§ Request
Reply with one number only, the count of lines holding the string "MathWorks".

§ Raw data

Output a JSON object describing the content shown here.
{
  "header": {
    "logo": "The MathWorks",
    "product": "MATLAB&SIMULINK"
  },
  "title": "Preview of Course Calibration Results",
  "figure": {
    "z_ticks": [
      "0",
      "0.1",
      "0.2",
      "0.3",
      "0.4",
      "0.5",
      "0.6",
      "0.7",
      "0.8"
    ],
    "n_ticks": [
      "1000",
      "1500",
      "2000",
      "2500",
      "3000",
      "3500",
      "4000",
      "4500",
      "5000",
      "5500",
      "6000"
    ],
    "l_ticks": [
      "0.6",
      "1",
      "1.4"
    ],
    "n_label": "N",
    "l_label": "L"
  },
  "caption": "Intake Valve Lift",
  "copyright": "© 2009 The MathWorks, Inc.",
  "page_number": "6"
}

§ Written answer
2